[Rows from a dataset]

══════════════════════════════

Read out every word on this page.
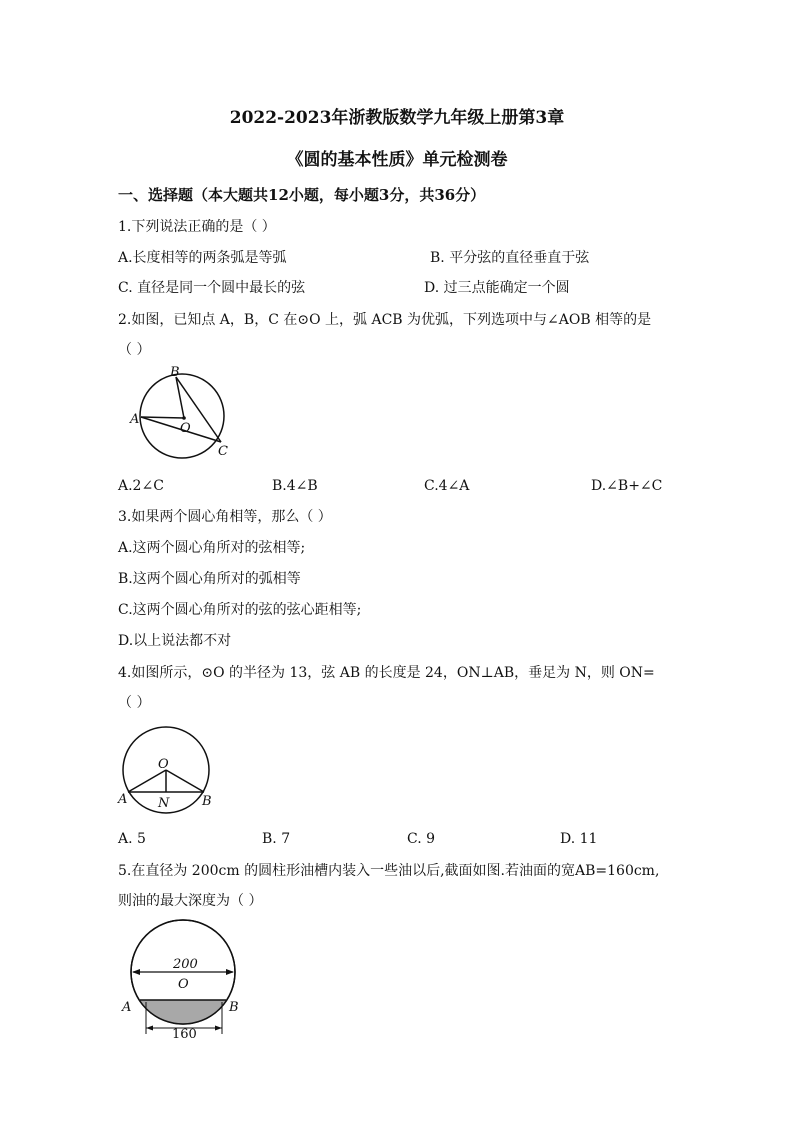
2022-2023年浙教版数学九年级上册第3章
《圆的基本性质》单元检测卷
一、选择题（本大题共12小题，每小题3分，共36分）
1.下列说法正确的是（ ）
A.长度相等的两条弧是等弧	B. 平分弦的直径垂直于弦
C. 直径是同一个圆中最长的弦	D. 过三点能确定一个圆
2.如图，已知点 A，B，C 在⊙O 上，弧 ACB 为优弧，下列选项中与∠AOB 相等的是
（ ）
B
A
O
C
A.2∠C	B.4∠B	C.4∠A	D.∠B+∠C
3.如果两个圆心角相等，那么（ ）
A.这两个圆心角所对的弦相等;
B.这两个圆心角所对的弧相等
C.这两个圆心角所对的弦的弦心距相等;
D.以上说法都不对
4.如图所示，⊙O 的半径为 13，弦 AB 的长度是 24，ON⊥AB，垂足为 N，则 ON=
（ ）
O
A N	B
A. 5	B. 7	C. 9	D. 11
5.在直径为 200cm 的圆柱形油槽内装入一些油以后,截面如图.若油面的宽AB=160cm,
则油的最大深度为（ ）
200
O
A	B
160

══════════════════════════════

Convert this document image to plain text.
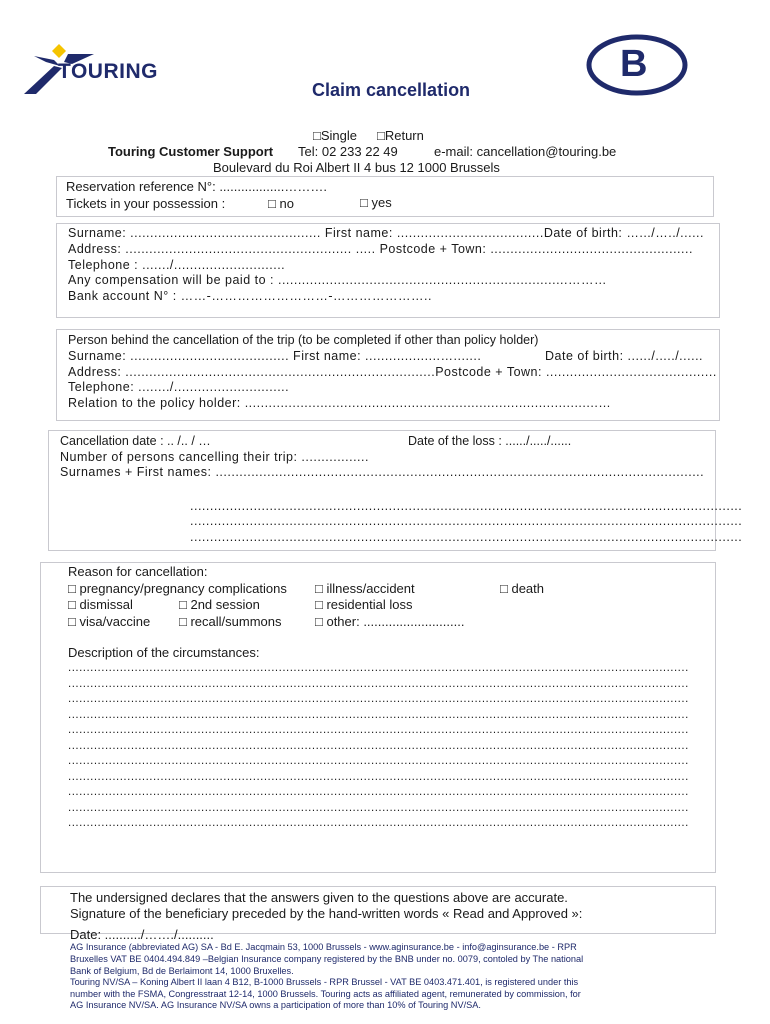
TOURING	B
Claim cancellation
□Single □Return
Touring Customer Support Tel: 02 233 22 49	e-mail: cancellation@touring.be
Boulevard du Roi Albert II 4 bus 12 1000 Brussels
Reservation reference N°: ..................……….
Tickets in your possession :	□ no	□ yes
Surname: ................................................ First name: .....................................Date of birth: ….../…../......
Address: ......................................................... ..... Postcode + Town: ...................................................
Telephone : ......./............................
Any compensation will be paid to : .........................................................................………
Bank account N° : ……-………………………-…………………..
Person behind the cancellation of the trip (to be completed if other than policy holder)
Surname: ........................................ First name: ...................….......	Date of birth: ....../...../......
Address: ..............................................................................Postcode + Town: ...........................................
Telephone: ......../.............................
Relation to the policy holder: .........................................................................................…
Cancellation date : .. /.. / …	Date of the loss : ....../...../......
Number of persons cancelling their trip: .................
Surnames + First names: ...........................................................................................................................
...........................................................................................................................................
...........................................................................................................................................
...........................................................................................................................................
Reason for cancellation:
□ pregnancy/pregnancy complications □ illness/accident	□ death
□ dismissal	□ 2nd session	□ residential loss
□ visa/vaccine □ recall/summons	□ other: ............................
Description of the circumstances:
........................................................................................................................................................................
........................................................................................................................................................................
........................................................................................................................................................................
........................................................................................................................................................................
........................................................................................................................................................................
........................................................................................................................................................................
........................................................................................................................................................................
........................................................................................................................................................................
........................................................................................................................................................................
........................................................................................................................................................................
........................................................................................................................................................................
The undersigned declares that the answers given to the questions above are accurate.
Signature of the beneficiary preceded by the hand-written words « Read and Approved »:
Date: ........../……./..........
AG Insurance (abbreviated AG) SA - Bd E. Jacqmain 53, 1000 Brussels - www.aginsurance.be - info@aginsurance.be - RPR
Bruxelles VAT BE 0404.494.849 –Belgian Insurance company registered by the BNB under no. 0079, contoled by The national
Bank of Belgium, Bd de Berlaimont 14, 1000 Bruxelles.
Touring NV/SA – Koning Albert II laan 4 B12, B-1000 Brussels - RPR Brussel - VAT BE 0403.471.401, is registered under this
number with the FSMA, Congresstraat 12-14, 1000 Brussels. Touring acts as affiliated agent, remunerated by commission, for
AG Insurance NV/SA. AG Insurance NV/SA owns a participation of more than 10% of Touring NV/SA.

══════════════════════════════

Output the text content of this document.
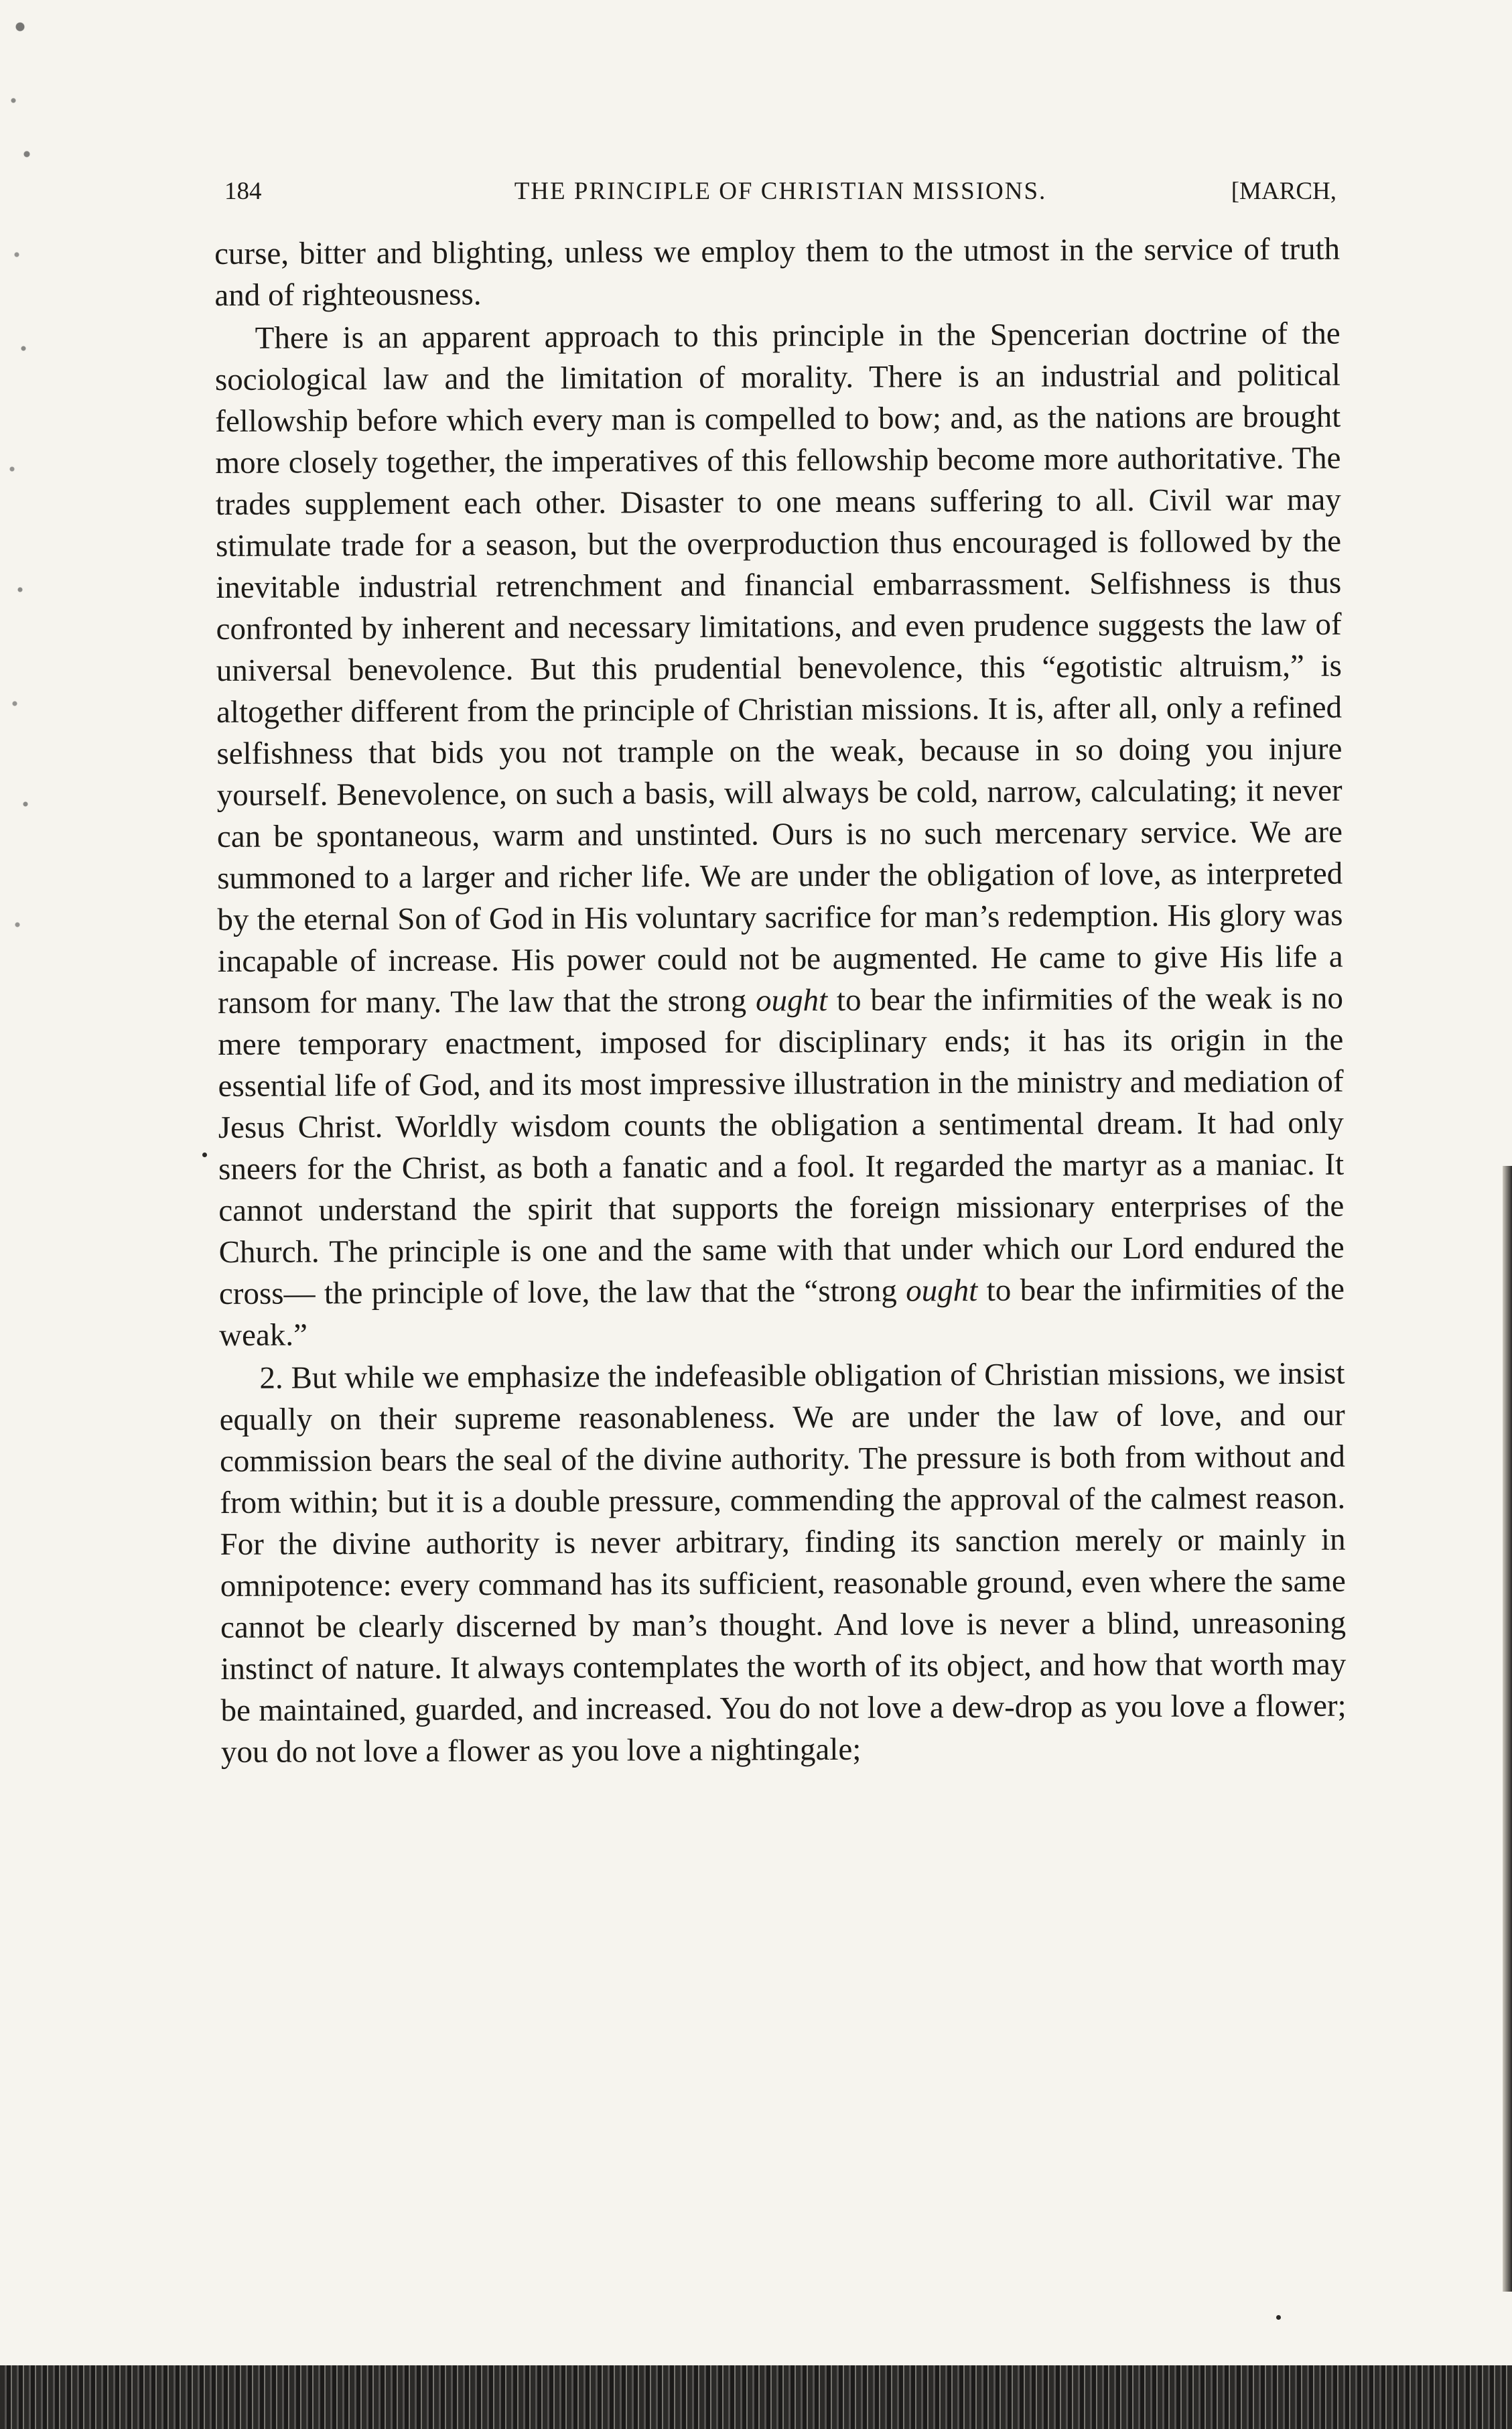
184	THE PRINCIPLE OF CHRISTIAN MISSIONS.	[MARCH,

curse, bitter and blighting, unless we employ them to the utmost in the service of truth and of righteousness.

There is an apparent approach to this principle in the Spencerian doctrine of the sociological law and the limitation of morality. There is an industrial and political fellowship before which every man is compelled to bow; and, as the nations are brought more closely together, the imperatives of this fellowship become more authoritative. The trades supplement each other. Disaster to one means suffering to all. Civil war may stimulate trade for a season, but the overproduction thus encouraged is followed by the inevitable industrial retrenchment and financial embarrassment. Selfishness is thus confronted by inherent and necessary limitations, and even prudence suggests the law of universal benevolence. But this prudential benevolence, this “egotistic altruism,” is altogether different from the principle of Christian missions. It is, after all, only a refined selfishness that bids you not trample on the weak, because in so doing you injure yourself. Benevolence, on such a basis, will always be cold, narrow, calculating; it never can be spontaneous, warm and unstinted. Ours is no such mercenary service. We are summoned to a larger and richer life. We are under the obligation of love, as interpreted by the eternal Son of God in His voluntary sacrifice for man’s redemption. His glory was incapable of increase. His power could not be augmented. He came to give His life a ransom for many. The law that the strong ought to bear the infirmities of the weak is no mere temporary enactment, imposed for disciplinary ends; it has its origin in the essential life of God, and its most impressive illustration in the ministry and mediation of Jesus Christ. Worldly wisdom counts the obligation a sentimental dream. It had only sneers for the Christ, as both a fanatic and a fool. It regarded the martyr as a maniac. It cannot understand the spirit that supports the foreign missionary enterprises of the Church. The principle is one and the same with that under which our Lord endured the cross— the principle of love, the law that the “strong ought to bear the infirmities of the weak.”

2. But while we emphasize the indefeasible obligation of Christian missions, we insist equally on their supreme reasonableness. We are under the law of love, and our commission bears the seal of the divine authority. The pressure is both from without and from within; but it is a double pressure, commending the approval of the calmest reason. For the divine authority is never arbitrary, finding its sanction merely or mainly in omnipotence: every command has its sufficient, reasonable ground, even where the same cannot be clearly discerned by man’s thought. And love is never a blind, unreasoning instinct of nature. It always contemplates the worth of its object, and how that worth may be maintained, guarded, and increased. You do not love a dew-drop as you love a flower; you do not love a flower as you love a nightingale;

══════════════════════════════

*Direction*:
Identify the lines that hold the word "than". Copy every one of them.

*Output for this exercise*:
Person behind the cancellation of the trip (to be completed if other than policy holder)
AG Insurance NV/SA. AG Insurance NV/SA owns a participation of more than 10% of Touring NV/SA.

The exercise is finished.